**GOAL**:
Repeat, exactly and completely, the entries shown underneath.
----------
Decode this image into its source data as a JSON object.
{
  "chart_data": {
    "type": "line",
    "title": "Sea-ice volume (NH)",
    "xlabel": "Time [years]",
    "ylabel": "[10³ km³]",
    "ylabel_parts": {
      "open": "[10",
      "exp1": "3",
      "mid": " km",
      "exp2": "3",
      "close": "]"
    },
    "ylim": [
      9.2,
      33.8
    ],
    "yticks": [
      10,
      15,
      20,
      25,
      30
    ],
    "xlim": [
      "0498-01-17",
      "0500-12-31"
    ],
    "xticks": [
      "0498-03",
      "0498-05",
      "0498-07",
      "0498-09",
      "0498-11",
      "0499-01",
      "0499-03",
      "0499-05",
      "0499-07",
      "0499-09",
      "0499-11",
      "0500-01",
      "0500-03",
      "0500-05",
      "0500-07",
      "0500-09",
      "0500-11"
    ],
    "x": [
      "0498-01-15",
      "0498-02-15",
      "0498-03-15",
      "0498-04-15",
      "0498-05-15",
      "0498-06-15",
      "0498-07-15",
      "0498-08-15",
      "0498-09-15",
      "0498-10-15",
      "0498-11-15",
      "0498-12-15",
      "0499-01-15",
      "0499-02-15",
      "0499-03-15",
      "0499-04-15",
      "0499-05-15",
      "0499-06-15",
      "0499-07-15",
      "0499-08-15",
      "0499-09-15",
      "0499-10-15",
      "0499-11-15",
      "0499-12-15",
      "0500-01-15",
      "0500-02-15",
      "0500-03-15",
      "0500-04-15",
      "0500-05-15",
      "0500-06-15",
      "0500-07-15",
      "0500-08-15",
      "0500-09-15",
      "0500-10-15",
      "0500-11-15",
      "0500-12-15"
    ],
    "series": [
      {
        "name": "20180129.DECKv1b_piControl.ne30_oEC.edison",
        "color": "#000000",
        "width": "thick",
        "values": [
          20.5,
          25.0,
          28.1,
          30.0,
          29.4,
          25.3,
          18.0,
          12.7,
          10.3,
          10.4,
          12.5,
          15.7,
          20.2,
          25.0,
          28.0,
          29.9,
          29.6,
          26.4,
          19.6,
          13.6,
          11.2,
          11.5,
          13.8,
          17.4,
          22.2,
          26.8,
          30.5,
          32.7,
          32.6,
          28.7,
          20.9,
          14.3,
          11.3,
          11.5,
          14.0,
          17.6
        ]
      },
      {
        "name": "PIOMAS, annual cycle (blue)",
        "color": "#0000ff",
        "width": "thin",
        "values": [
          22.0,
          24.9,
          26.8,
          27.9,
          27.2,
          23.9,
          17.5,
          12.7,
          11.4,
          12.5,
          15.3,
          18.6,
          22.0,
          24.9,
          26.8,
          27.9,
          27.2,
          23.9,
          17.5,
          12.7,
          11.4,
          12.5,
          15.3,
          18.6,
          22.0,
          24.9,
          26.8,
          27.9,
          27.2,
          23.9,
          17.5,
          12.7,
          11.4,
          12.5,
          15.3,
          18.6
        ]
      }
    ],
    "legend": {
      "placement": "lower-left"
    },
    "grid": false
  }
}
----------
**COMPLETE ANSWER**:
Decode this image into its source data as a JSON object.
{
  "chart_data": {
    "type": "line",
    "title": "Sea-ice volume (NH)",
    "xlabel": "Time [years]",
    "ylabel": "[10³ km³]",
    "ylabel_parts": {
      "open": "[10",
      "exp1": "3",
      "mid": " km",
      "exp2": "3",
      "close": "]"
    },
    "ylim": [
      9.2,
      33.8
    ],
    "yticks": [
      10,
      15,
      20,
      25,
      30
    ],
    "xlim": [
      "0498-01-17",
      "0500-12-31"
    ],
    "xticks": [
      "0498-03",
      "0498-05",
      "0498-07",
      "0498-09",
      "0498-11",
      "0499-01",
      "0499-03",
      "0499-05",
      "0499-07",
      "0499-09",
      "0499-11",
      "0500-01",
      "0500-03",
      "0500-05",
      "0500-07",
      "0500-09",
      "0500-11"
    ],
    "x": [
      "0498-01-15",
      "0498-02-15",
      "0498-03-15",
      "0498-04-15",
      "0498-05-15",
      "0498-06-15",
      "0498-07-15",
      "0498-08-15",
      "0498-09-15",
      "0498-10-15",
      "0498-11-15",
      "0498-12-15",
      "0499-01-15",
      "0499-02-15",
      "0499-03-15",
      "0499-04-15",
      "0499-05-15",
      "0499-06-15",
      "0499-07-15",
      "0499-08-15",
      "0499-09-15",
      "0499-10-15",
      "0499-11-15",
      "0499-12-15",
      "0500-01-15",
      "0500-02-15",
      "0500-03-15",
      "0500-04-15",
      "0500-05-15",
      "0500-06-15",
      "0500-07-15",
      "0500-08-15",
      "0500-09-15",
      "0500-10-15",
      "0500-11-15",
      "0500-12-15"
    ],
    "series": [
      {
        "name": "20180129.DECKv1b_piControl.ne30_oEC.edison",
        "color": "#000000",
        "width": "thick",
        "values": [
          20.5,
          25.0,
          28.1,
          30.0,
          29.4,
          25.3,
          18.0,
          12.7,
          10.3,
          10.4,
          12.5,
          15.7,
          20.2,
          25.0,
          28.0,
          29.9,
          29.6,
          26.4,
          19.6,
          13.6,
          11.2,
          11.5,
          13.8,
          17.4,
          22.2,
          26.8,
          30.5,
          32.7,
          32.6,
          28.7,
          20.9,
          14.3,
          11.3,
          11.5,
          14.0,
          17.6
        ]
      },
      {
        "name": "PIOMAS, annual cycle (blue)",
        "color": "#0000ff",
        "width": "thin",
        "values": [
          22.0,
          24.9,
          26.8,
          27.9,
          27.2,
          23.9,
          17.5,
          12.7,
          11.4,
          12.5,
          15.3,
          18.6,
          22.0,
          24.9,
          26.8,
          27.9,
          27.2,
          23.9,
          17.5,
          12.7,
          11.4,
          12.5,
          15.3,
          18.6,
          22.0,
          24.9,
          26.8,
          27.9,
          27.2,
          23.9,
          17.5,
          12.7,
          11.4,
          12.5,
          15.3,
          18.6
        ]
      }
    ],
    "legend": {
      "placement": "lower-left"
    },
    "grid": false
  }
}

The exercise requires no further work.